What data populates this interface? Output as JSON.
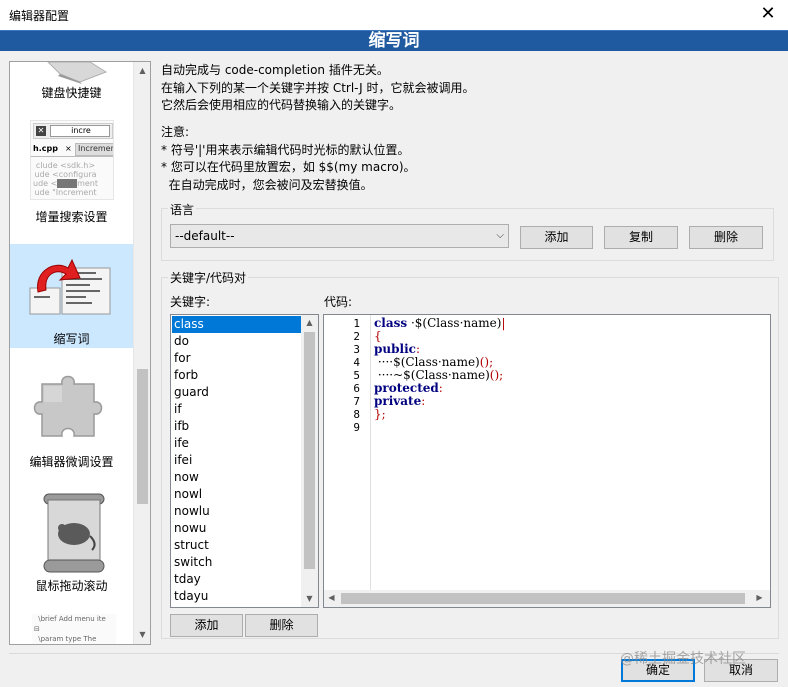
{
  "window": {
    "title": "编辑器配置",
    "close_glyph": "✕"
  },
  "banner": {
    "title": "缩写词"
  },
  "nav": {
    "items": [
      {
        "label": "键盘快捷键",
        "icon": "keyboard-icon"
      },
      {
        "label": "增量搜索设置",
        "icon": "incremental-search-icon",
        "preview_search": "incre",
        "preview_tab": "h.cpp",
        "preview_tab2": "Incremen"
      },
      {
        "label": "缩写词",
        "icon": "abbreviation-icon",
        "selected": true
      },
      {
        "label": "编辑器微调设置",
        "icon": "puzzle-icon"
      },
      {
        "label": "鼠标拖动滚动",
        "icon": "mouse-scroll-icon"
      },
      {
        "label": "",
        "icon": "doc-comment-icon",
        "preview_line1": "\\brief Add menu ite",
        "preview_line2": "\\param type The"
      }
    ]
  },
  "info": {
    "line1": "自动完成与 code-completion 插件无关。",
    "line2": "在输入下列的某一个关键字并按 Ctrl-J 时，它就会被调用。",
    "line3": "它然后会使用相应的代码替换输入的关键字。",
    "note_title": "注意:",
    "note1": "* 符号'|'用来表示编辑代码时光标的默认位置。",
    "note2": "* 您可以在代码里放置宏，如 $$(my macro)。",
    "note3": "  在自动完成时，您会被问及宏替换值。"
  },
  "language": {
    "group_title": "语言",
    "selected": "--default--",
    "add": "添加",
    "copy": "复制",
    "delete": "删除"
  },
  "keywords": {
    "group_title": "关键字/代码对",
    "keywords_label": "关键字:",
    "code_label": "代码:",
    "items": [
      "class",
      "do",
      "for",
      "forb",
      "guard",
      "if",
      "ifb",
      "ife",
      "ifei",
      "now",
      "nowl",
      "nowlu",
      "nowu",
      "struct",
      "switch",
      "tday",
      "tdayu"
    ],
    "selected_index": 0,
    "add": "添加",
    "delete": "删除"
  },
  "code": {
    "line_numbers": [
      "1",
      "2",
      "3",
      "4",
      "5",
      "6",
      "7",
      "8",
      "9"
    ]
  },
  "footer": {
    "ok": "确定",
    "cancel": "取消",
    "watermark": "@稀土掘金技术社区"
  }
}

# # #

WHAT THE TASK ASKS =>
Extract every line of the data exactly; pictures stay out.

IN RESPONSE =>
What data populates this interface? Output as JSON.
{
  "window": {
    "title": "编辑器配置",
    "close_glyph": "✕"
  },
  "banner": {
    "title": "缩写词"
  },
  "nav": {
    "items": [
      {
        "label": "键盘快捷键",
        "icon": "keyboard-icon"
      },
      {
        "label": "增量搜索设置",
        "icon": "incremental-search-icon",
        "preview_search": "incre",
        "preview_tab": "h.cpp",
        "preview_tab2": "Incremen"
      },
      {
        "label": "缩写词",
        "icon": "abbreviation-icon",
        "selected": true
      },
      {
        "label": "编辑器微调设置",
        "icon": "puzzle-icon"
      },
      {
        "label": "鼠标拖动滚动",
        "icon": "mouse-scroll-icon"
      },
      {
        "label": "",
        "icon": "doc-comment-icon",
        "preview_line1": "\\brief Add menu ite",
        "preview_line2": "\\param type The"
      }
    ]
  },
  "info": {
    "line1": "自动完成与 code-completion 插件无关。",
    "line2": "在输入下列的某一个关键字并按 Ctrl-J 时，它就会被调用。",
    "line3": "它然后会使用相应的代码替换输入的关键字。",
    "note_title": "注意:",
    "note1": "* 符号'|'用来表示编辑代码时光标的默认位置。",
    "note2": "* 您可以在代码里放置宏，如 $$(my macro)。",
    "note3": "  在自动完成时，您会被问及宏替换值。"
  },
  "language": {
    "group_title": "语言",
    "selected": "--default--",
    "add": "添加",
    "copy": "复制",
    "delete": "删除"
  },
  "keywords": {
    "group_title": "关键字/代码对",
    "keywords_label": "关键字:",
    "code_label": "代码:",
    "items": [
      "class",
      "do",
      "for",
      "forb",
      "guard",
      "if",
      "ifb",
      "ife",
      "ifei",
      "now",
      "nowl",
      "nowlu",
      "nowu",
      "struct",
      "switch",
      "tday",
      "tdayu"
    ],
    "selected_index": 0,
    "add": "添加",
    "delete": "删除"
  },
  "code": {
    "line_numbers": [
      "1",
      "2",
      "3",
      "4",
      "5",
      "6",
      "7",
      "8",
      "9"
    ]
  },
  "footer": {
    "ok": "确定",
    "cancel": "取消",
    "watermark": "@稀土掘金技术社区"
  }
}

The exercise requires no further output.